### What this task involves
Count the lines containing "hulladékszállítás". Give the number alone.

Excerpt from a dataset

—————

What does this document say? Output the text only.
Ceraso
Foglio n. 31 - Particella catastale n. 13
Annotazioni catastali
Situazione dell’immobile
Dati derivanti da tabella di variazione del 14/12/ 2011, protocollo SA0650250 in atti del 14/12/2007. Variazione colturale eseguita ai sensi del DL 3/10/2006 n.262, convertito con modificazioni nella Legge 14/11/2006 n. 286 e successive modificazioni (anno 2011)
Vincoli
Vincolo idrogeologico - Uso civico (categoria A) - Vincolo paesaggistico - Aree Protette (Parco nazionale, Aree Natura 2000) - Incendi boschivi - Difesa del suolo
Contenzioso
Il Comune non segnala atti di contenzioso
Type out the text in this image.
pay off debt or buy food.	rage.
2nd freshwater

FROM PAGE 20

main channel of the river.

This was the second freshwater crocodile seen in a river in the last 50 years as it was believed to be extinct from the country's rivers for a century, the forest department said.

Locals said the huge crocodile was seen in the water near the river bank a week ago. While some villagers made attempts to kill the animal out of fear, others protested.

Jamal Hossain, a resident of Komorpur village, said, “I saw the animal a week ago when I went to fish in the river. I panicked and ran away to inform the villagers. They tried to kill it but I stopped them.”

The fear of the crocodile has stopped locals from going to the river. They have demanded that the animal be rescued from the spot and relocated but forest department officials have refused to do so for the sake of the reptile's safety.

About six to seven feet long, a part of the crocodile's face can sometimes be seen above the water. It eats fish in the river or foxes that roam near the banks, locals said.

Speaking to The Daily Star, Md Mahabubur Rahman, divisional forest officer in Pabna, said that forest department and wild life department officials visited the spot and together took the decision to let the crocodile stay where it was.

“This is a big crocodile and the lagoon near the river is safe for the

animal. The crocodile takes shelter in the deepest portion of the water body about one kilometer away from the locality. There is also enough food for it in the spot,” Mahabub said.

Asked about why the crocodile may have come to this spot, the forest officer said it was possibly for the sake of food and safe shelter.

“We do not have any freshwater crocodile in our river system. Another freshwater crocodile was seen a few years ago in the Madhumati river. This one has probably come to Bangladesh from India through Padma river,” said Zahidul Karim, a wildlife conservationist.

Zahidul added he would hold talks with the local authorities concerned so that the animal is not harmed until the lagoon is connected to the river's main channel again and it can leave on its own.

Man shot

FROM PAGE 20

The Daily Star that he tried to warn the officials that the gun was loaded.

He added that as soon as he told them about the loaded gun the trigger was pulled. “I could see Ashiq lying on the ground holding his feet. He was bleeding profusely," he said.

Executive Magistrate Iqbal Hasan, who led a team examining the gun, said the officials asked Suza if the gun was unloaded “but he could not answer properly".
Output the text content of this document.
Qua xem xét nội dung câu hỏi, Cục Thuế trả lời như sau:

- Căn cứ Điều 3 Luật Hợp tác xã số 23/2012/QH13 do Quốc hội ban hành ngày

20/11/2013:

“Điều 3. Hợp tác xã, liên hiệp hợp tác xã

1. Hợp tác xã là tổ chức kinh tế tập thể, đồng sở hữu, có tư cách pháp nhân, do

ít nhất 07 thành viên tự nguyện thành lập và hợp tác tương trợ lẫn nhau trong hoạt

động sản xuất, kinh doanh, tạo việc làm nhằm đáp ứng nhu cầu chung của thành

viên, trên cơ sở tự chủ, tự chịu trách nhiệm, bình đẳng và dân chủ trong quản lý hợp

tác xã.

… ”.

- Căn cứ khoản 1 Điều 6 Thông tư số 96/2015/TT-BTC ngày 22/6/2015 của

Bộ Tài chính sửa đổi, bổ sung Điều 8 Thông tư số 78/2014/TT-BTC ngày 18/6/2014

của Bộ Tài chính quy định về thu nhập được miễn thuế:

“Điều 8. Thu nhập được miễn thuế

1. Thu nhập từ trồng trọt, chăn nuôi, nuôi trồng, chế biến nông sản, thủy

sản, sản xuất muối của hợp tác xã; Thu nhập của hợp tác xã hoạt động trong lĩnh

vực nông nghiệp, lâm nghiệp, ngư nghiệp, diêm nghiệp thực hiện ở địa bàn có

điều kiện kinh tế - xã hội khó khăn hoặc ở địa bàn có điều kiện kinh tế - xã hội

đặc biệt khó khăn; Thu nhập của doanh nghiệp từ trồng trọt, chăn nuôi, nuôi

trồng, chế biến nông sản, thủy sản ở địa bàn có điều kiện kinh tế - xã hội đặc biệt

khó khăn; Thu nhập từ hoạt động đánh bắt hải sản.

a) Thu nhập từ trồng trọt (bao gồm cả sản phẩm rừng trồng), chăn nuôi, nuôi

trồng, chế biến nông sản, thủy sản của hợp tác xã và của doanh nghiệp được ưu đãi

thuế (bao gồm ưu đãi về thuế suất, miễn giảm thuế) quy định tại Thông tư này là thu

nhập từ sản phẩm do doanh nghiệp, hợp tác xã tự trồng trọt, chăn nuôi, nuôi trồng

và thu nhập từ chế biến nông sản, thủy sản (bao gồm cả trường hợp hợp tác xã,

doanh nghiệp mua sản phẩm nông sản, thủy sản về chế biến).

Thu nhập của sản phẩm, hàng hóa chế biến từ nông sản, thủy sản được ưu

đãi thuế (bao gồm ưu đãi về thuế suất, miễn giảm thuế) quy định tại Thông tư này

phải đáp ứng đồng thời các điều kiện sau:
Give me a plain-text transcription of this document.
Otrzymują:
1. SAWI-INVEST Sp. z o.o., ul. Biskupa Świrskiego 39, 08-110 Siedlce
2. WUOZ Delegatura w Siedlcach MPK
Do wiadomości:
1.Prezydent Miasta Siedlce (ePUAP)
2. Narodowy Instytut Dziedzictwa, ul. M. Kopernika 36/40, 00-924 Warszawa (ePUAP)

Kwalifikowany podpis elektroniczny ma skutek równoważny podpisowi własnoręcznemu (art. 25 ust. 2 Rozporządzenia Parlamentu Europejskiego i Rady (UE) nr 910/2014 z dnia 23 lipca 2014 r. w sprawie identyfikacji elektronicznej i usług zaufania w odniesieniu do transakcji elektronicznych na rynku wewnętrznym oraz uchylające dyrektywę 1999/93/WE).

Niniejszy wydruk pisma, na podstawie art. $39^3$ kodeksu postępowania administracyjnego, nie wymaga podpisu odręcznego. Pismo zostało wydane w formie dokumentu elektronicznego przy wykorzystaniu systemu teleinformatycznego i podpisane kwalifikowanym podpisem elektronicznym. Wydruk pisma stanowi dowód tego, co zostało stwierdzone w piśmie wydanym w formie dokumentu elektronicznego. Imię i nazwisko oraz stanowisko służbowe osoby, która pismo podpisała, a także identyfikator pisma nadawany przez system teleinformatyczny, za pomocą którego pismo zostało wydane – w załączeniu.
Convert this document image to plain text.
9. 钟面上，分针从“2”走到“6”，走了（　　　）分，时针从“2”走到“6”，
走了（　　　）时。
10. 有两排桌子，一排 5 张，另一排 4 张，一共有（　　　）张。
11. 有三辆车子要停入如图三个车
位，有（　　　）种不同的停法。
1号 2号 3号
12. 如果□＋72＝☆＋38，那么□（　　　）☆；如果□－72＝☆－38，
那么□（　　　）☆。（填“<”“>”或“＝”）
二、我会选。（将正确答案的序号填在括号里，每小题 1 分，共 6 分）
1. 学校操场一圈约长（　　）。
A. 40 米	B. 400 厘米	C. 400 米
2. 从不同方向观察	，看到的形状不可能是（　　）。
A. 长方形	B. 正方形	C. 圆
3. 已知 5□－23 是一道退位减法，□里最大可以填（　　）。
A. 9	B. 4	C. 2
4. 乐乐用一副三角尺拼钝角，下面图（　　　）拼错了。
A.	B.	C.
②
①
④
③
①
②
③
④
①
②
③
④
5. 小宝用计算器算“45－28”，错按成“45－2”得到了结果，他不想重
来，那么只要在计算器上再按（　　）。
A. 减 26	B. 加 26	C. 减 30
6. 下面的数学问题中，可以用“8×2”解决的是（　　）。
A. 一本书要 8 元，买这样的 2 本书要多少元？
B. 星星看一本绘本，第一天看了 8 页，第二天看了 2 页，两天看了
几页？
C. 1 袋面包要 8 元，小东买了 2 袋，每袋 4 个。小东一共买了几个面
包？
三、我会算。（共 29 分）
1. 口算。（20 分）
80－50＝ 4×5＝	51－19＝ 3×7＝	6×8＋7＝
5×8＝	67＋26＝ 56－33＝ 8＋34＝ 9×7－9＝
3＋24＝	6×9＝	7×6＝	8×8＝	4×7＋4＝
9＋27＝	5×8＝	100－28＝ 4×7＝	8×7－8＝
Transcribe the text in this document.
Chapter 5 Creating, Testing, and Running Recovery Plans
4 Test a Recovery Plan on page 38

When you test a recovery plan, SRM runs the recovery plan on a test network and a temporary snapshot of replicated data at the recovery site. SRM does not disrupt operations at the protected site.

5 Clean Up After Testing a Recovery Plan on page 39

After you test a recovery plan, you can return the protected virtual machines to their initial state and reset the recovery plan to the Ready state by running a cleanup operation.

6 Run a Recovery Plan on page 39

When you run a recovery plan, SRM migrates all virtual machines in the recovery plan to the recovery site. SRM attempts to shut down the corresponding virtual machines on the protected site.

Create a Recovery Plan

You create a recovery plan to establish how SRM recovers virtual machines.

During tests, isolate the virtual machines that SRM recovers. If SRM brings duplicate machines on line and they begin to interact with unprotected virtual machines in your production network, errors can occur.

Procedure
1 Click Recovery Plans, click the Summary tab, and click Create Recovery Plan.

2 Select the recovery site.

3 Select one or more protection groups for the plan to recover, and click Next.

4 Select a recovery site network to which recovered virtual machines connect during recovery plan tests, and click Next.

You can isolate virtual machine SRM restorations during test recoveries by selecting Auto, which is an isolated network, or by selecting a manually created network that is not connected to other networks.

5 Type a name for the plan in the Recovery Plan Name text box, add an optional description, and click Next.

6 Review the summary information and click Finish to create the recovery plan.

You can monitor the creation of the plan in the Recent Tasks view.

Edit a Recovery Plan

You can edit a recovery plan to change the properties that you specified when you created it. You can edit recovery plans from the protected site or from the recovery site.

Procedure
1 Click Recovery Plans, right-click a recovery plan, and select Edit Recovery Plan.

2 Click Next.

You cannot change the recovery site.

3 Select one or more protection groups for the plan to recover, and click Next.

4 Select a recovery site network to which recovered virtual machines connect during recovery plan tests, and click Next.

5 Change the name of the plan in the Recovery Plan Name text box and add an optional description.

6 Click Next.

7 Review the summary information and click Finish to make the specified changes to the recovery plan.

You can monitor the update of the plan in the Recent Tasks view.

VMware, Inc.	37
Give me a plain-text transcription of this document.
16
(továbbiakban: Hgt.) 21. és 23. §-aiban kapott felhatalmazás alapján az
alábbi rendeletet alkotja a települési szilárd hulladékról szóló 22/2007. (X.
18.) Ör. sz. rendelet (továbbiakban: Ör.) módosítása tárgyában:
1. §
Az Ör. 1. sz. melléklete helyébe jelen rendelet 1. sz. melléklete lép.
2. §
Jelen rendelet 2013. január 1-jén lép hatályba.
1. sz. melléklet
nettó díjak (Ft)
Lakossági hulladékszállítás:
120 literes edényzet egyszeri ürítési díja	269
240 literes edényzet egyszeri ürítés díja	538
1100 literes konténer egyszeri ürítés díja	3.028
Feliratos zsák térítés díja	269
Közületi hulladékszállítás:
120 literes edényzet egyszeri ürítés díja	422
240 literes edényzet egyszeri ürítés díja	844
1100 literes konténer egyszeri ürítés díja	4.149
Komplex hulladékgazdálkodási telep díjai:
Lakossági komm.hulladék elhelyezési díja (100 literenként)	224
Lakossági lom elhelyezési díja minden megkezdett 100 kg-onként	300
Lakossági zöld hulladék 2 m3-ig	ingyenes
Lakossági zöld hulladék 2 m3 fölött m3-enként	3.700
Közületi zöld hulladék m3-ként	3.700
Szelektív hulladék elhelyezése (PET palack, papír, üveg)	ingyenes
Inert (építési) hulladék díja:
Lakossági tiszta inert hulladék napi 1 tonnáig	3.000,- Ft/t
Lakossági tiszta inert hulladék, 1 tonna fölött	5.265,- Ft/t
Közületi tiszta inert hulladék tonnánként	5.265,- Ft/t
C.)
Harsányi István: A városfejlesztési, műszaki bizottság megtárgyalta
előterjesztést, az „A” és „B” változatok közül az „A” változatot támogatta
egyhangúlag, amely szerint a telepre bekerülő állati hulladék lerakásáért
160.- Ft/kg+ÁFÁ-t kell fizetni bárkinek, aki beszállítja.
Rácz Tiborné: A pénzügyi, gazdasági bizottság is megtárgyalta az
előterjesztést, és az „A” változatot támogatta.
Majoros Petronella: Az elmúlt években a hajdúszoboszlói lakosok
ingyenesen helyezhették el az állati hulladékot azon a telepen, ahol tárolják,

—————

### Answer
2